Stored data
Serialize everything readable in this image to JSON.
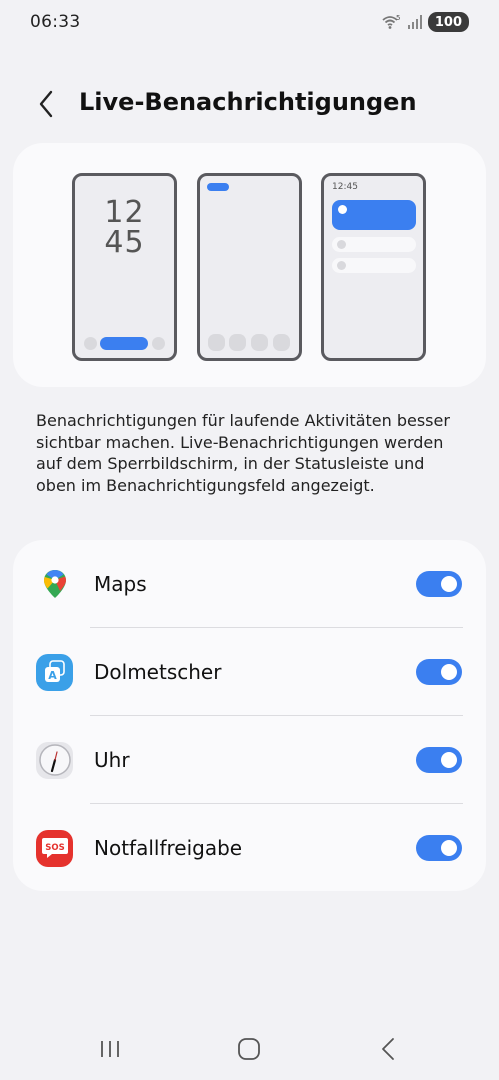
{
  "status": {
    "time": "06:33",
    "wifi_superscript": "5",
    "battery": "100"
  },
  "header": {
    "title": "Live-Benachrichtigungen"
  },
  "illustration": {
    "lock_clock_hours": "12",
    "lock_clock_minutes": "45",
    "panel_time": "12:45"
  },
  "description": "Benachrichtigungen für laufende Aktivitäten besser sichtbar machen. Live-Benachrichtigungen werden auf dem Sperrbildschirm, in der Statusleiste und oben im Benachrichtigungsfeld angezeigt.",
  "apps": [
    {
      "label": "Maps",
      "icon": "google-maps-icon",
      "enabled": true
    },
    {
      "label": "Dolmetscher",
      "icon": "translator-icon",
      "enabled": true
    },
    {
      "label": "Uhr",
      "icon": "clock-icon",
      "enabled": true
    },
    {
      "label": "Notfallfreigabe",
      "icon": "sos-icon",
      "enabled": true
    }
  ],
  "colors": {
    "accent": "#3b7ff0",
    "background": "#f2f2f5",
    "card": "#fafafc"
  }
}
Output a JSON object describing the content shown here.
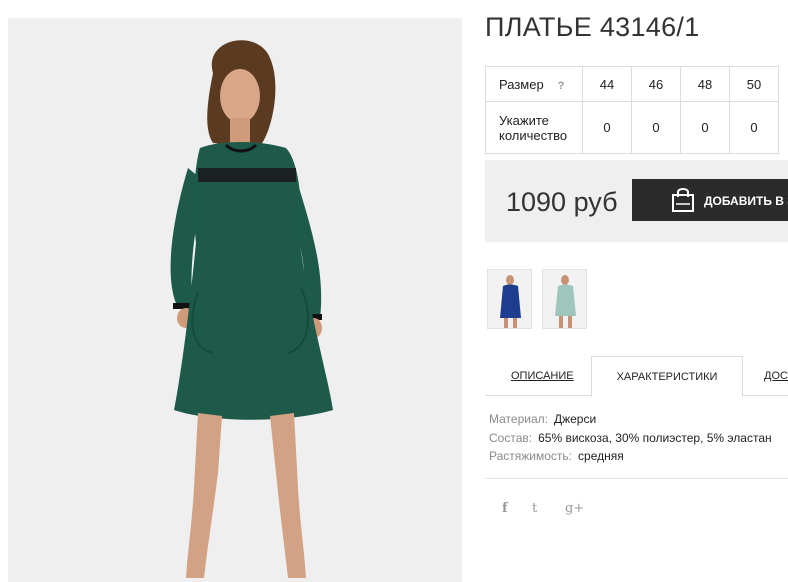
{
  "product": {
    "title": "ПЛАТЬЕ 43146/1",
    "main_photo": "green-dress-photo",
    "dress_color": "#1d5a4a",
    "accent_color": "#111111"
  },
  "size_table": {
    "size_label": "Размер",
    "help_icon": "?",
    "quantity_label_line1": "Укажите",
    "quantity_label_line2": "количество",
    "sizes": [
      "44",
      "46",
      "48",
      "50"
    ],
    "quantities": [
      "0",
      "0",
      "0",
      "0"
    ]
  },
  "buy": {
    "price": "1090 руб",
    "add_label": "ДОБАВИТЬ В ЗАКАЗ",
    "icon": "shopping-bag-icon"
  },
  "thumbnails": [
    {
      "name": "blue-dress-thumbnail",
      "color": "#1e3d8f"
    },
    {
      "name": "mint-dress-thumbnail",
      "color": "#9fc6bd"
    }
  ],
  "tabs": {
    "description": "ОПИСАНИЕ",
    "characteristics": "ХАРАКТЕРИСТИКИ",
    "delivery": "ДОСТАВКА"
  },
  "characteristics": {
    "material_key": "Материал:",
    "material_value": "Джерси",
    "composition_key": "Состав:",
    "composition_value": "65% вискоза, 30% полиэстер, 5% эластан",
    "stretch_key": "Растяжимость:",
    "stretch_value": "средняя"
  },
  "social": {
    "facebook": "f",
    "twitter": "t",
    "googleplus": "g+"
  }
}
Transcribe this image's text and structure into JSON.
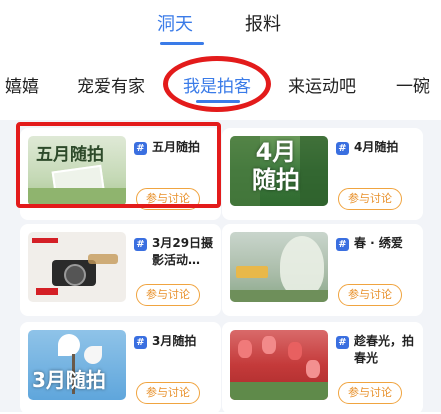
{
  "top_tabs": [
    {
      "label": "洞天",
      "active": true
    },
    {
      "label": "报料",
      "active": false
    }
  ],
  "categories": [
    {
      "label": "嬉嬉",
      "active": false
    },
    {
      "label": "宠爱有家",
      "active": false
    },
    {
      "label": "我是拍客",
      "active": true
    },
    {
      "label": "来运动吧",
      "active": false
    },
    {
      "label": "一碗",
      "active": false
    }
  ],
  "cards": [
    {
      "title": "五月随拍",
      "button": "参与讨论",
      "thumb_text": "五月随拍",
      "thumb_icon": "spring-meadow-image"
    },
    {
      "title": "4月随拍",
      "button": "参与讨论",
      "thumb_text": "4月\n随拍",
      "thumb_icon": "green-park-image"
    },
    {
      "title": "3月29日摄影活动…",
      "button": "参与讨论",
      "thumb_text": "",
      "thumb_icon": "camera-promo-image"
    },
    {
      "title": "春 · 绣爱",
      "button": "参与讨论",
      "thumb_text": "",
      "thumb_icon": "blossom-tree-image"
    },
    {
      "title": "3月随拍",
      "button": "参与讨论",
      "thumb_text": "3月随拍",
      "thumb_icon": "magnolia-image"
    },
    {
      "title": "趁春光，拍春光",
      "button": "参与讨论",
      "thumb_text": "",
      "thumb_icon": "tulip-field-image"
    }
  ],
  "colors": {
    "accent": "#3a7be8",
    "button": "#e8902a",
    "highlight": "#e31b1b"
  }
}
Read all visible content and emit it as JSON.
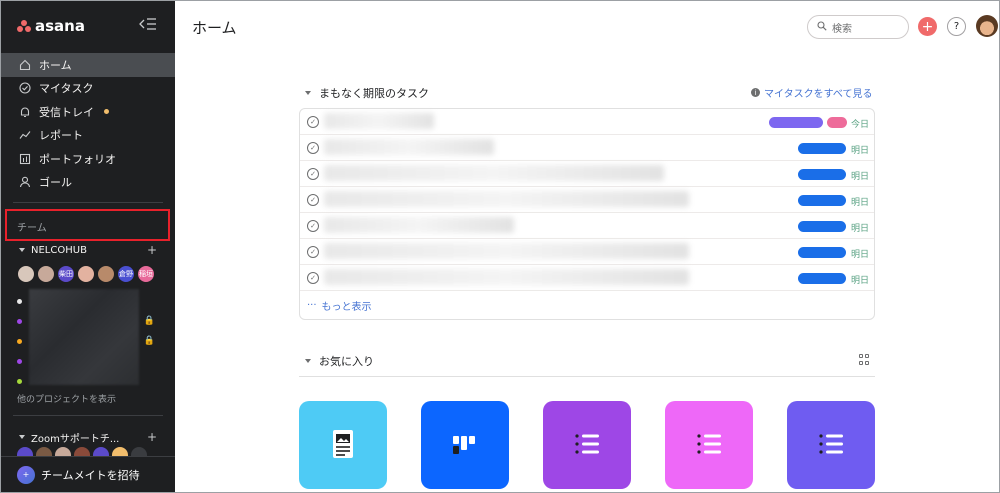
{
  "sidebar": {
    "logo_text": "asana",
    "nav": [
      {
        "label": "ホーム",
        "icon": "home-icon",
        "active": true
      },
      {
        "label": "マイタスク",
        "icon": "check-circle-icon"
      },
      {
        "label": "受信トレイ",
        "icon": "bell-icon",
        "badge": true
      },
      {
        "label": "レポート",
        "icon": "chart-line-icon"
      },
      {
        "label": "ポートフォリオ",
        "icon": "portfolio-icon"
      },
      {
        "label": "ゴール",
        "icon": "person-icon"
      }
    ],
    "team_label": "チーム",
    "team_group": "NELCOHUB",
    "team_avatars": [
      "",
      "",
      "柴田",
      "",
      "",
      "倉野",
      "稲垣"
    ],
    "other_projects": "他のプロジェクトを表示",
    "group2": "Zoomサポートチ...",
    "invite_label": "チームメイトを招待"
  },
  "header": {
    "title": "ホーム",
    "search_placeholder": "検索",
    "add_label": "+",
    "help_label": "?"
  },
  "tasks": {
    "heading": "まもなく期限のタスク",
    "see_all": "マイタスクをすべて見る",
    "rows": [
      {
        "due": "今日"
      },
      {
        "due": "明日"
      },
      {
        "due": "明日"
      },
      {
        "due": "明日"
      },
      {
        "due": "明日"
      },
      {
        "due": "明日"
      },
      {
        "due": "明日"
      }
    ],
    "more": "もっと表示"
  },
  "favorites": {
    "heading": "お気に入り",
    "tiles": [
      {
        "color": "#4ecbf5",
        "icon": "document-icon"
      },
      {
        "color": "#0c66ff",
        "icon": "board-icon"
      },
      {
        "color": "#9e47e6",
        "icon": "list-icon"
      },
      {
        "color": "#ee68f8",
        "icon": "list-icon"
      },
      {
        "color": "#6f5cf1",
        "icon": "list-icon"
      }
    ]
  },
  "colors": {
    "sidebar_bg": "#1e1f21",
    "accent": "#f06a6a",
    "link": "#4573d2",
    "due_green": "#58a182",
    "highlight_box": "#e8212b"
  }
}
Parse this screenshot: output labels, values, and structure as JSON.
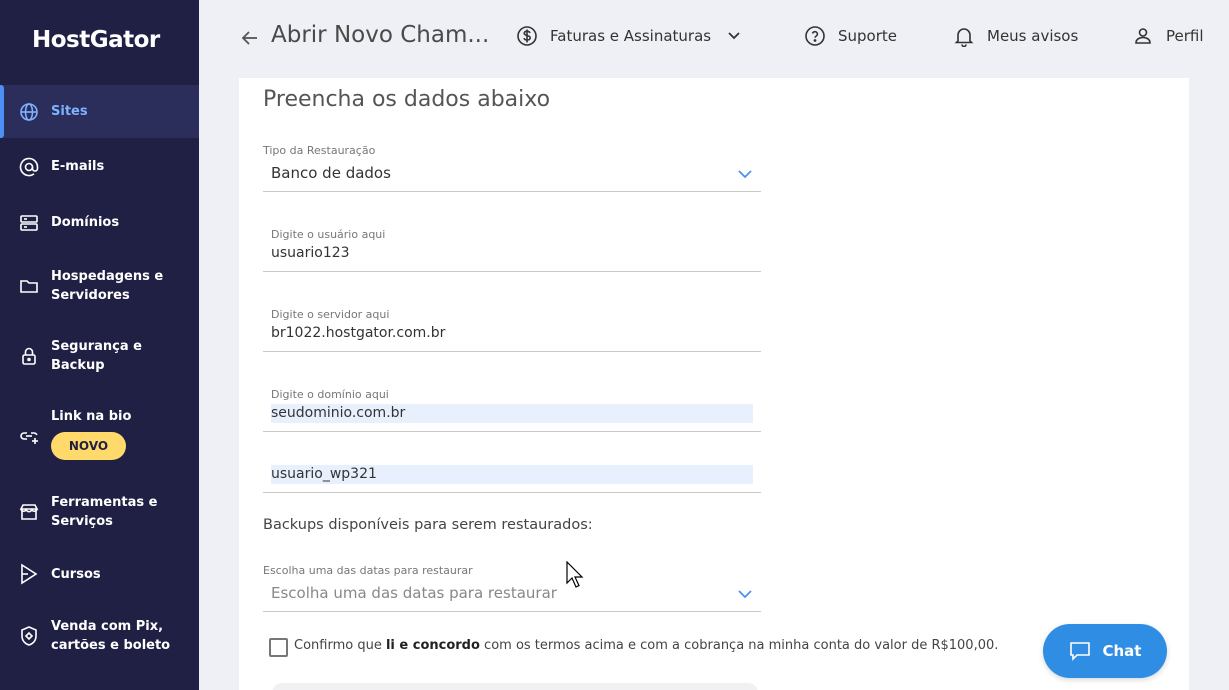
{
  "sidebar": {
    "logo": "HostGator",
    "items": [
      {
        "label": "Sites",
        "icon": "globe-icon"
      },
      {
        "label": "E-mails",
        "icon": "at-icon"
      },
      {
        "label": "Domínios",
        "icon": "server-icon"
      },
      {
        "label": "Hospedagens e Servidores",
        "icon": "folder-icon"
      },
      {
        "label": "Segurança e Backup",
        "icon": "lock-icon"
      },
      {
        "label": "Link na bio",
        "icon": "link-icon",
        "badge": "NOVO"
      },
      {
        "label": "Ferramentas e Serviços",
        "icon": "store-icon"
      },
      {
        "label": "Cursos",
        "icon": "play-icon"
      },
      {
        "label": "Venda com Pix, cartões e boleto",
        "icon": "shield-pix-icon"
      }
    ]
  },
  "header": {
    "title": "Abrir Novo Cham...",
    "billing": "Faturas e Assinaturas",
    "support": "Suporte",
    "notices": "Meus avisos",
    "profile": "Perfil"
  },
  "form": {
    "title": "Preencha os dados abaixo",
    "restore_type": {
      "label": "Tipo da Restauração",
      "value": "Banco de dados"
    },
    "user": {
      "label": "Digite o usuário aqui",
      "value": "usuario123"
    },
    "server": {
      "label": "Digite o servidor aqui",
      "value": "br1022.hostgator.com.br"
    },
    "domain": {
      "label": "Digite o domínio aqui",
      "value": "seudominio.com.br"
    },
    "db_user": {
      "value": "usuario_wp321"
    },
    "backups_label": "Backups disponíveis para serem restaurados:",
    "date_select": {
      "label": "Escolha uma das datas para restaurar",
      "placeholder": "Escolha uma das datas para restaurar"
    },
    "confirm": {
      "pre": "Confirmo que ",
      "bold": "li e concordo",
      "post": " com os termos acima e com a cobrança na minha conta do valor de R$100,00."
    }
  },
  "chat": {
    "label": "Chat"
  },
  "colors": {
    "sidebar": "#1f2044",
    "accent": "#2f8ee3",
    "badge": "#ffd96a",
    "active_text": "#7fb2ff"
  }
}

_Stated problem_.
Determine the number of lines in the listing that contain the string "this". Write that number and nothing else.

_Answer for the task_.
3